| Text section |
========
He noted that airport charges, air navigation fees, and aviation-related taxes are generally 10-15 per cent higher than global averages, increasing the cost of each flight.
In addition, he said jet fuel prices in Africa are about 12-17 per cent higher than global benchmarks, largely due to import dependency, inefficient supply chains, and limited local refining capacity.
Negatu further explained that maintenance and capital costs are also 6-10 per cent higher than international standards, driven by reliance on imported spare parts, foreign currency pricing, and aircraft leasing arrangements denominated in US dollars.
"These pressures do not operate in isolation. When combined, they push overall operating costs to approximately 15-20 per cent above global norms," he noted.
"That cost gap undermines the viability of low-cost carriers, which depend on extremely tight margins and high passenger volumes to remain profitable," he added.
Negatu observed that the low-cost model works in environments where costs are predictable and relatively low. However, when structural inefficiencies persist, offering low fares becomes financially unsustainable rather than competitive.
"The situation is further complicated by currency volatility, which exposes airlines to sudden cost increases in fuel, leasing, and maintenance contracts," he said.
Regulatory challenges
Beyond cost pressures, aviation experts say Africa's regulatory framework continues to restrict competition and limit the entry of new players into the market.
Alexander Nwuba, an aviation expert, said the continent's continued reliance on Bilateral Air Service Agreements (BASAs) is one of the major structural obstacles.
"Bilateral agreements often require country-to-country negotiations that control routes, restrict capacity and slow down market entry, such arrangements tend to favour national carriers, creating protectionist environments that limit competition and keep airfares high," he said.
He insisted that this structure reduces competition and prevents new entrants from accessing markets freely, which ultimately limits consumer choice.
Although frameworks such as the Yamoussoukro Decision and the Single African Air Transport Market (SAATM) were designed to liberalise African skies, implementation has been slow and inconsistent.
As a result, Africa remains one of the most fragmented aviation markets in the world, despite ongoing integration efforts under the African Continental Free Trade Area (AfCFTA), he said.
========
| Supplied material |
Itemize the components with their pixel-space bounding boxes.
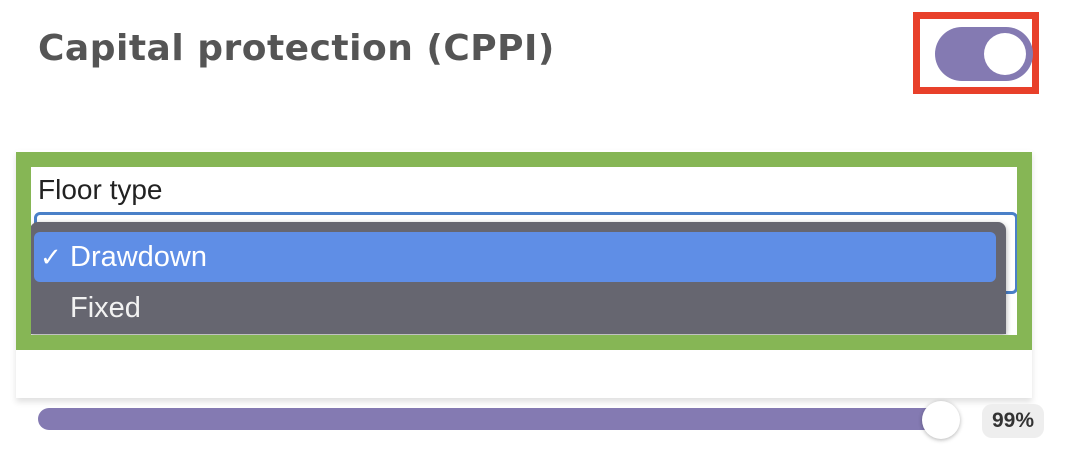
========
| Tasks to complete |
(1) According to the African aviation costs text, how much higher are jet fuel prices in Africa than global benchmarks?
(2) Carry on the African aviation costs text from its last sentence.

| Expected answers |
(1) About 12-17 per cent higher.

(2)
For Nseko, airlines cannot achieve the scale required for low-cost operations due to limited cross-border connectivity, which explains why the continent has struggled to create the scale necessary for low-cost economics.
"The continent has demand, but it lacks integration and density. Without sufficient scale, airlines are unable to spread fixed costs across a large number of passengers, making it difficult to reduce fares while maintaining profitability," he said.
A model for Africa
While global low-cost models such as Ryanair, EasyJet, and Southwest Airlines offer useful lessons, experts caution that Africa cannot simply copy and paste these systems.
Instead, they say airlines must adapt to local realities, including infrastructure gaps and income variability.
This includes using smaller or right-sized aircraft for less dense routes, integrating mobile money platforms into ticketing systems, and combining passenger transport with cargo services to diversify revenue streams.
Nseko said priority reforms must include stronger implementation of SAATM, reduction of taxes and airport charges, improved secondary airport infrastructure, simplified visa regimes, and more predictable regulatory systems.
"A genuine low-cost aviation system cannot exist without policy alignment across borders," he said.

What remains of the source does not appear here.